Aim:
Put everything from the first line down to the line containing "required-mark: * [126,684,134,699]" into a JSON list of strings, one string per line, leaving out blank lines.

* start Data listing *

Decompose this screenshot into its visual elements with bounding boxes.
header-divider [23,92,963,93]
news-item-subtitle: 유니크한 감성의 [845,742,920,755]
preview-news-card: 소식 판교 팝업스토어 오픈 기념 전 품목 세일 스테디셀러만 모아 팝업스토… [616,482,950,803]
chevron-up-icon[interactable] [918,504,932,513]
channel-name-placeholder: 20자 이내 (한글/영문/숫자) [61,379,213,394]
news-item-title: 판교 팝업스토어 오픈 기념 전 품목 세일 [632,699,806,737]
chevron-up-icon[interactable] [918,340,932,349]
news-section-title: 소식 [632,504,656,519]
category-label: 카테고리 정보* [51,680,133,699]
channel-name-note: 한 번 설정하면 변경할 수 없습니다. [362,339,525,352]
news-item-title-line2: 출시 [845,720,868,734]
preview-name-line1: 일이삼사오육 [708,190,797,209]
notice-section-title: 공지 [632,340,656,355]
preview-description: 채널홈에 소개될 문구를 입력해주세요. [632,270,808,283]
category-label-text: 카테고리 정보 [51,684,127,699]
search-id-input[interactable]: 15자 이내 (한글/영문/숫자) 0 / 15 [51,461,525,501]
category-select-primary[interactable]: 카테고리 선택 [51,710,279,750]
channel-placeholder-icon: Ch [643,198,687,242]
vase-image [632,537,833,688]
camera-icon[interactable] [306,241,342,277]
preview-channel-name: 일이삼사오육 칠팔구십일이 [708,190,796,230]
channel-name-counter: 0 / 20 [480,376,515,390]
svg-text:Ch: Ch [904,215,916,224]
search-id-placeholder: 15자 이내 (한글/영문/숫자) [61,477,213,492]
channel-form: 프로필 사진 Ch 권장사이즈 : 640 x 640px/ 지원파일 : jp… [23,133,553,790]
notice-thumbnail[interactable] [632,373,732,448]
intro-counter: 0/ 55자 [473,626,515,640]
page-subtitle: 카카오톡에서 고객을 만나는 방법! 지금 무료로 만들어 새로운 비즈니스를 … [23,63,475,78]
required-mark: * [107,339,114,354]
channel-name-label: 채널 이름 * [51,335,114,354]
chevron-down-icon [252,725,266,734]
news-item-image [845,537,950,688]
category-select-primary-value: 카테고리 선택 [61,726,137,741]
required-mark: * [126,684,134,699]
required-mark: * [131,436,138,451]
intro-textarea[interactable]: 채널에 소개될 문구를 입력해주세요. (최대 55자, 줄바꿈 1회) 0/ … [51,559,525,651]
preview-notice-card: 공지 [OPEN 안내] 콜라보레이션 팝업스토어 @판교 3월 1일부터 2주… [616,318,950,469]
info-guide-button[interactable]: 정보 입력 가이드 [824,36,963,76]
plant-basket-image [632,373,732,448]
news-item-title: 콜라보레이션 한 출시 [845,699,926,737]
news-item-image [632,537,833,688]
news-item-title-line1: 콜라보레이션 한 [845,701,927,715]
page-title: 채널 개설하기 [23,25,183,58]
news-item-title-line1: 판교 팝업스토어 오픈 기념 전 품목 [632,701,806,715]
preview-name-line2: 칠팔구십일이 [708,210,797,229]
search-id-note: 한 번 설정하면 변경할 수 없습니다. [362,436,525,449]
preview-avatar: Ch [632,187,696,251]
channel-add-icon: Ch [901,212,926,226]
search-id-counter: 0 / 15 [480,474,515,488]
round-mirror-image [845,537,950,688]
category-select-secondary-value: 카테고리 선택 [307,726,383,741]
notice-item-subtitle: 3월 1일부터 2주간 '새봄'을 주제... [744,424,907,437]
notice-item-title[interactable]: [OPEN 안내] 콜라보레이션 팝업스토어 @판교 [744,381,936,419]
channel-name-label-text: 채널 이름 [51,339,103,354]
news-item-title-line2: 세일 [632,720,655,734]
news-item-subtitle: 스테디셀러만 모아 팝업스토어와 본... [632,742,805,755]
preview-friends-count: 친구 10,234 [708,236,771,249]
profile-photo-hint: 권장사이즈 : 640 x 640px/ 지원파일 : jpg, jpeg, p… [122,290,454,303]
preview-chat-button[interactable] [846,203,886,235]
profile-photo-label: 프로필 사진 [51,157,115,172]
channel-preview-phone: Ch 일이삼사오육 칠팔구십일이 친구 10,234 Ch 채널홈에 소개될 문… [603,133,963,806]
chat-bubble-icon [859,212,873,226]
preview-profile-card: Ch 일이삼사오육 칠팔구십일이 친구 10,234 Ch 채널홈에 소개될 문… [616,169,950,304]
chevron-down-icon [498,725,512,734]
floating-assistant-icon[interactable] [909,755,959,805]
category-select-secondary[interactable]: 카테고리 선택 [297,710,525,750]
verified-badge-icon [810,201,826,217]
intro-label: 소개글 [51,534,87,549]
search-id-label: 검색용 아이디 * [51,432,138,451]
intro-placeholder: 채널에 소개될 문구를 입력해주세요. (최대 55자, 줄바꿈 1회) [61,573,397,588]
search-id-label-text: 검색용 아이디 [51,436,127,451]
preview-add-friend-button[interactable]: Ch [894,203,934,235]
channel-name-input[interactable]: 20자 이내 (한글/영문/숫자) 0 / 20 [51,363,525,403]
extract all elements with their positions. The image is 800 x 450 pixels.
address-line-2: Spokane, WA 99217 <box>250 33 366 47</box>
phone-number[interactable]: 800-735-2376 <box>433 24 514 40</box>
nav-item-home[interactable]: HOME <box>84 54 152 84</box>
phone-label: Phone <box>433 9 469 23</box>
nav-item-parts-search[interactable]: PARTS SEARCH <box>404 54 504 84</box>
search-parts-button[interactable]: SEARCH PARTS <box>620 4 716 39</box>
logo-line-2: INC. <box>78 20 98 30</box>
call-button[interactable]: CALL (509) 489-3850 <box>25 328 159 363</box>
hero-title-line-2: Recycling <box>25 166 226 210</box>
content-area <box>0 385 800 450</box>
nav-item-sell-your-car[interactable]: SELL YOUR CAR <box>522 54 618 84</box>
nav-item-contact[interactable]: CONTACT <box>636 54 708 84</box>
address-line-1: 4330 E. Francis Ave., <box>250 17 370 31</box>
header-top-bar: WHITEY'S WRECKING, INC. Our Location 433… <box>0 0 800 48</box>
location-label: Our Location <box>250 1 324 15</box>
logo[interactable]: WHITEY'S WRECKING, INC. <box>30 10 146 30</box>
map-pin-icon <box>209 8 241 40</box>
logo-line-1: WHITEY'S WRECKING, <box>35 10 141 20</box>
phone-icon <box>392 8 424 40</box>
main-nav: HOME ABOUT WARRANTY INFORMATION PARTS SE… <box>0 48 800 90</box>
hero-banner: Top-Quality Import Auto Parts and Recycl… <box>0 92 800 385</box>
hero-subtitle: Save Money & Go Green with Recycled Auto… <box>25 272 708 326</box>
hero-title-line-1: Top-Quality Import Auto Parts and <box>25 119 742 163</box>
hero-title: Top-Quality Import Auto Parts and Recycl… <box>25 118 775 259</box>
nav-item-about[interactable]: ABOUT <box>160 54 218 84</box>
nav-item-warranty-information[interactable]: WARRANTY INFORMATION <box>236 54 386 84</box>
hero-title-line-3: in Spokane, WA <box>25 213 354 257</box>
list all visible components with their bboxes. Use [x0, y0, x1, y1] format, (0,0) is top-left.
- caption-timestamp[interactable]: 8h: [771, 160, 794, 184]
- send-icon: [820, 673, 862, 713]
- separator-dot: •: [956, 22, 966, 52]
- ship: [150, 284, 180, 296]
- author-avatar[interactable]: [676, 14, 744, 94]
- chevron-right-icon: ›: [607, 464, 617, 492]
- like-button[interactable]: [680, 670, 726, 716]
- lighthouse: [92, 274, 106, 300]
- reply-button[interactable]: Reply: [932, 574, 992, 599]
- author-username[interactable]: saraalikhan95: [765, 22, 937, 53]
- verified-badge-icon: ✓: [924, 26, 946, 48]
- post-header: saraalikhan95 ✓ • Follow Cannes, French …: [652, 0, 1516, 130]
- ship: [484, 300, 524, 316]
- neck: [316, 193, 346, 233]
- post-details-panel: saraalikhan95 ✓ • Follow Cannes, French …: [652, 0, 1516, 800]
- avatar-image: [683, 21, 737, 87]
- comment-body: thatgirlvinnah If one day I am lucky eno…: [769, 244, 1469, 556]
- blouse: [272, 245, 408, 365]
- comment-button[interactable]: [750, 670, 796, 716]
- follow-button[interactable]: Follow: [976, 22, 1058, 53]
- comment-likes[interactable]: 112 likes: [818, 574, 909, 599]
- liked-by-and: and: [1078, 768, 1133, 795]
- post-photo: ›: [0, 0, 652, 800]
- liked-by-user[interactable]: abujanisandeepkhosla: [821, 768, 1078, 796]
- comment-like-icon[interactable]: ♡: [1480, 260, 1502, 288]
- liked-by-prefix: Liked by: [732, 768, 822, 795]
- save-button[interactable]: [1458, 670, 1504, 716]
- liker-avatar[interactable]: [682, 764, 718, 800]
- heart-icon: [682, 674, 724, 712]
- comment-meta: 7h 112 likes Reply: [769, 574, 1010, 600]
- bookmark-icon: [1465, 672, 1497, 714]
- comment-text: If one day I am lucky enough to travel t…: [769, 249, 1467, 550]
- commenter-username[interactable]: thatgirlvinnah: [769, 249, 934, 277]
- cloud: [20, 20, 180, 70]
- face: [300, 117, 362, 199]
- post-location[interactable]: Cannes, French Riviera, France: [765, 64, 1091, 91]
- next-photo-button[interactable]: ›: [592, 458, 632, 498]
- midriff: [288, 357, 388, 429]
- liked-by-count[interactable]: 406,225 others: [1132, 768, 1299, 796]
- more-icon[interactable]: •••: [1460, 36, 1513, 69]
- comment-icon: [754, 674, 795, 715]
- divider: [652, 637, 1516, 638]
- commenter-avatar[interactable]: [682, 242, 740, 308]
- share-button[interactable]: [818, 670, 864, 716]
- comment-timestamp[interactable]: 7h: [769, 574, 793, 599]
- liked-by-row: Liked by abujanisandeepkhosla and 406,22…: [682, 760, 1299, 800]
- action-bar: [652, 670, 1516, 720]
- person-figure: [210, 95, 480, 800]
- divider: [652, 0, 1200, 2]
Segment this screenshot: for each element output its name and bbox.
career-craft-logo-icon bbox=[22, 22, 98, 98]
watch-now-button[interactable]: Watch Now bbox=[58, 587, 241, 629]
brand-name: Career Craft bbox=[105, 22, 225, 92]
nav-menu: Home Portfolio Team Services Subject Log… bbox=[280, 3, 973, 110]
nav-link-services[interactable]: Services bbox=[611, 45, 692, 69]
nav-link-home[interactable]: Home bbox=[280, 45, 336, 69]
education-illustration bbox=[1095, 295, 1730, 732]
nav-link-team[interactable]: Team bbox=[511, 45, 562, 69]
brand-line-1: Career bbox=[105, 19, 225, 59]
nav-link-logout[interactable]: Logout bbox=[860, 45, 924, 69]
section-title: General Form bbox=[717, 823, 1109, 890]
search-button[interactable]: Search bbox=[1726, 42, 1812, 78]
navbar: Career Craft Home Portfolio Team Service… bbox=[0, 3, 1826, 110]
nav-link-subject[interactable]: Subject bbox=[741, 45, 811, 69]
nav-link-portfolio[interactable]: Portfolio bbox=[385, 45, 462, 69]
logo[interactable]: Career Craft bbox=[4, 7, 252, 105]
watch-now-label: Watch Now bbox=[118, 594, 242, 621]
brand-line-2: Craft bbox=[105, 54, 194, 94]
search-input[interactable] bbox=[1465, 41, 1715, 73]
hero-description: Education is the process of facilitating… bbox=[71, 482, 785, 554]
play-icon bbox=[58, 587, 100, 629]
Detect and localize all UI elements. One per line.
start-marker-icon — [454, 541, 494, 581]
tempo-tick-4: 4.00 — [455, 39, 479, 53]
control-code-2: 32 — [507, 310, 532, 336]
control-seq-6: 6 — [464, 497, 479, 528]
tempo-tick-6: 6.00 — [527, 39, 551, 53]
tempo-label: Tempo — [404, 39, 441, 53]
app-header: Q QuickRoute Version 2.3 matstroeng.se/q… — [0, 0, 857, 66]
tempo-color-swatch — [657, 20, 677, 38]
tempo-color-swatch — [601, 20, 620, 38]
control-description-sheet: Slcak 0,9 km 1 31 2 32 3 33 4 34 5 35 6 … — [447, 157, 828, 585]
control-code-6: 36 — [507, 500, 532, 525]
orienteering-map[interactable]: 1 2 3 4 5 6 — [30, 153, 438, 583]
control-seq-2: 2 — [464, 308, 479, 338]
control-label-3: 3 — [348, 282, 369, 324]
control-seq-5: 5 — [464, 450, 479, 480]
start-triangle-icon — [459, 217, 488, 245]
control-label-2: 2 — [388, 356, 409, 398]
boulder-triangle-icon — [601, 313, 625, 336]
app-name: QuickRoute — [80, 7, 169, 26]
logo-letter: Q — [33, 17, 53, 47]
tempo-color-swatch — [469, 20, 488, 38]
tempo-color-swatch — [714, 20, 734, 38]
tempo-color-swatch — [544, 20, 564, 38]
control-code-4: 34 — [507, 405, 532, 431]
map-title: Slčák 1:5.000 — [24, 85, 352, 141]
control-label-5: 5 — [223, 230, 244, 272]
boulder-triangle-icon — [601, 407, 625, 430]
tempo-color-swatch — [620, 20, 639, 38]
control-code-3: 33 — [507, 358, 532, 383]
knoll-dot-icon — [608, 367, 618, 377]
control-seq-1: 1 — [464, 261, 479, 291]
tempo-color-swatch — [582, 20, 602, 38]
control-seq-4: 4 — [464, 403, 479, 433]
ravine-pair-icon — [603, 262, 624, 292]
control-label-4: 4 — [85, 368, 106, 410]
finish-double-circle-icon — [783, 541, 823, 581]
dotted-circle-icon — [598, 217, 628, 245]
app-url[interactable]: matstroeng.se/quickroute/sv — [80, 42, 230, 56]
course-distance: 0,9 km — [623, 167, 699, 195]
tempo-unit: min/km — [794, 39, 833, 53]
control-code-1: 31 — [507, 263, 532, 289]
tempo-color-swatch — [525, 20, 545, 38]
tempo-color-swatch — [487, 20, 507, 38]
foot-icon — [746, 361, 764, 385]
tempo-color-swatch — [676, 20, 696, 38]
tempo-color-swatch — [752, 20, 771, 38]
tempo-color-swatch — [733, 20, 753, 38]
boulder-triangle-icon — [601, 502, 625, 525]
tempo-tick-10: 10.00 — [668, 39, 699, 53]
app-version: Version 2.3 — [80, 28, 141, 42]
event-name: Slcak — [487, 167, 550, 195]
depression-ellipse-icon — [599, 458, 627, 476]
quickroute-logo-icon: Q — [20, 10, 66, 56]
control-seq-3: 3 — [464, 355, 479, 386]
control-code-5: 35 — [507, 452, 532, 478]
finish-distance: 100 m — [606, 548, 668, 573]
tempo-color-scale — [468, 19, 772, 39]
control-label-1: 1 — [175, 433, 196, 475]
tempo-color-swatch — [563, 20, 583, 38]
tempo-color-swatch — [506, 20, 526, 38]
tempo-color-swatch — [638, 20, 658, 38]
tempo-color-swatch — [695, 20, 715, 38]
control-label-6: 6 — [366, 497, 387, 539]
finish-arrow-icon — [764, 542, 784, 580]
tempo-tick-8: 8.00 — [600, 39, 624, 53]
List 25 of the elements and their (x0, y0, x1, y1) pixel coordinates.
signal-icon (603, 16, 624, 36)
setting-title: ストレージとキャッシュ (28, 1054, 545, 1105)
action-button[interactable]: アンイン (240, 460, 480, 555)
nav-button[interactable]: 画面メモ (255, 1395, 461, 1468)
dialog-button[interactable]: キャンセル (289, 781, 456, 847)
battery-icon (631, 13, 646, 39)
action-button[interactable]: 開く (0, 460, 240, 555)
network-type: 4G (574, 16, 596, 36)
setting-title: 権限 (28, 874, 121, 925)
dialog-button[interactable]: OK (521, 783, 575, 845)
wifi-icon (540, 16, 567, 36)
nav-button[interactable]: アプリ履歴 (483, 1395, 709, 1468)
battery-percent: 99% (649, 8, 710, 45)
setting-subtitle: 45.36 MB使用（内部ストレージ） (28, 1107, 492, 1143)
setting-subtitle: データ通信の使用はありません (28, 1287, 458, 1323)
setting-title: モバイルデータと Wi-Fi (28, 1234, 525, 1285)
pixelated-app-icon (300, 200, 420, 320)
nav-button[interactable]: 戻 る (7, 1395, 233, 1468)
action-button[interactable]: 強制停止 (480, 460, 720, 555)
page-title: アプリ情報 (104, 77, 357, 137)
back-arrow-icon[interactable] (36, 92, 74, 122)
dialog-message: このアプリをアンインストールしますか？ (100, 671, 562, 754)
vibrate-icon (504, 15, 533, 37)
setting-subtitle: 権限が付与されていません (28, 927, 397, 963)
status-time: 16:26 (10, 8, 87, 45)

* end Data listing *

Output of the exercise:
[
  "Decompose this screenshot into its visual elements with bounding boxes.",
  "header-divider [23,92,963,93]",
  "news-item-subtitle: 유니크한 감성의 [845,742,920,755]",
  "preview-news-card: 소식 판교 팝업스토어 오픈 기념 전 품목 세일 스테디셀러만 모아 팝업스토… [616,482,950,803]",
  "chevron-up-icon[interactable] [918,504,932,513]",
  "channel-name-placeholder: 20자 이내 (한글/영문/숫자) [61,379,213,394]",
  "news-item-title: 판교 팝업스토어 오픈 기념 전 품목 세일 [632,699,806,737]",
  "chevron-up-icon[interactable] [918,340,932,349]",
  "news-section-title: 소식 [632,504,656,519]",
  "category-label: 카테고리 정보* [51,680,133,699]",
  "channel-name-note: 한 번 설정하면 변경할 수 없습니다. [362,339,525,352]",
  "news-item-title-line2: 출시 [845,720,868,734]",
  "preview-name-line1: 일이삼사오육 [708,190,797,209]",
  "notice-section-title: 공지 [632,340,656,355]",
  "preview-description: 채널홈에 소개될 문구를 입력해주세요. [632,270,808,283]",
  "category-label-text: 카테고리 정보 [51,684,127,699]",
  "search-id-input[interactable]: 15자 이내 (한글/영문/숫자) 0 / 15 [51,461,525,501]",
  "category-select-primary[interactable]: 카테고리 선택 [51,710,279,750]",
  "channel-placeholder-icon: Ch [643,198,687,242]",
  "vase-image [632,537,833,688]",
  "camera-icon[interactable] [306,241,342,277]",
  "preview-channel-name: 일이삼사오육 칠팔구십일이 [708,190,796,230]",
  "channel-name-counter: 0 / 20 [480,376,515,390]",
  "svg-text:Ch: Ch [904,215,916,224]",
  "search-id-placeholder: 15자 이내 (한글/영문/숫자) [61,477,213,492]",
  "channel-form: 프로필 사진 Ch 권장사이즈 : 640 x 640px/ 지원파일 : jp… [23,133,553,790]",
  "notice-thumbnail[interactable] [632,373,732,448]",
  "intro-counter: 0/ 55자 [473,626,515,640]",
  "page-subtitle: 카카오톡에서 고객을 만나는 방법! 지금 무료로 만들어 새로운 비즈니스를 … [23,63,475,78]",
  "required-mark: * [107,339,114,354]",
  "channel-name-label: 채널 이름 * [51,335,114,354]",
  "chevron-down-icon [252,725,266,734]",
  "news-item-image [845,537,950,688]",
  "category-select-primary-value: 카테고리 선택 [61,726,137,741]",
  "required-mark: * [126,684,134,699]"
]